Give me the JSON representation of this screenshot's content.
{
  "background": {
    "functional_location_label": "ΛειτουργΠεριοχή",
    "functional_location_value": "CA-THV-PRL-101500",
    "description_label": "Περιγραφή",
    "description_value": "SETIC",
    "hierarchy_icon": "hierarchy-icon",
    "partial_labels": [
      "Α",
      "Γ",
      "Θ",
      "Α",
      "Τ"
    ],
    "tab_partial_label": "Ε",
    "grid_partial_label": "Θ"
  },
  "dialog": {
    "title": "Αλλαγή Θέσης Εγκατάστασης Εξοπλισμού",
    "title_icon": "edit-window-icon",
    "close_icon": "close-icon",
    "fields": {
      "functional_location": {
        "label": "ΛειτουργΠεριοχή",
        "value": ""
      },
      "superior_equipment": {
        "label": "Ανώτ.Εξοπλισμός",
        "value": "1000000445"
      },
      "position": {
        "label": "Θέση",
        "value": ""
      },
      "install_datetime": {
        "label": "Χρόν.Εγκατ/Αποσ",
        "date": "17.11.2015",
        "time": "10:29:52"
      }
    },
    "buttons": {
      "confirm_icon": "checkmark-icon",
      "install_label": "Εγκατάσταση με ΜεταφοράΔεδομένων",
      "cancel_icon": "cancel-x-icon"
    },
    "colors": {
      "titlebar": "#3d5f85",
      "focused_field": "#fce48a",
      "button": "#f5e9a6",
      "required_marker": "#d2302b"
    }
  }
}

▬▬▬▬▬▬

● **GOAL**
Output the listing above word for word.

● **FINAL RESULT**
Give me the JSON representation of this screenshot's content.
{
  "background": {
    "functional_location_label": "ΛειτουργΠεριοχή",
    "functional_location_value": "CA-THV-PRL-101500",
    "description_label": "Περιγραφή",
    "description_value": "SETIC",
    "hierarchy_icon": "hierarchy-icon",
    "partial_labels": [
      "Α",
      "Γ",
      "Θ",
      "Α",
      "Τ"
    ],
    "tab_partial_label": "Ε",
    "grid_partial_label": "Θ"
  },
  "dialog": {
    "title": "Αλλαγή Θέσης Εγκατάστασης Εξοπλισμού",
    "title_icon": "edit-window-icon",
    "close_icon": "close-icon",
    "fields": {
      "functional_location": {
        "label": "ΛειτουργΠεριοχή",
        "value": ""
      },
      "superior_equipment": {
        "label": "Ανώτ.Εξοπλισμός",
        "value": "1000000445"
      },
      "position": {
        "label": "Θέση",
        "value": ""
      },
      "install_datetime": {
        "label": "Χρόν.Εγκατ/Αποσ",
        "date": "17.11.2015",
        "time": "10:29:52"
      }
    },
    "buttons": {
      "confirm_icon": "checkmark-icon",
      "install_label": "Εγκατάσταση με ΜεταφοράΔεδομένων",
      "cancel_icon": "cancel-x-icon"
    },
    "colors": {
      "titlebar": "#3d5f85",
      "focused_field": "#fce48a",
      "button": "#f5e9a6",
      "required_marker": "#d2302b"
    }
  }
}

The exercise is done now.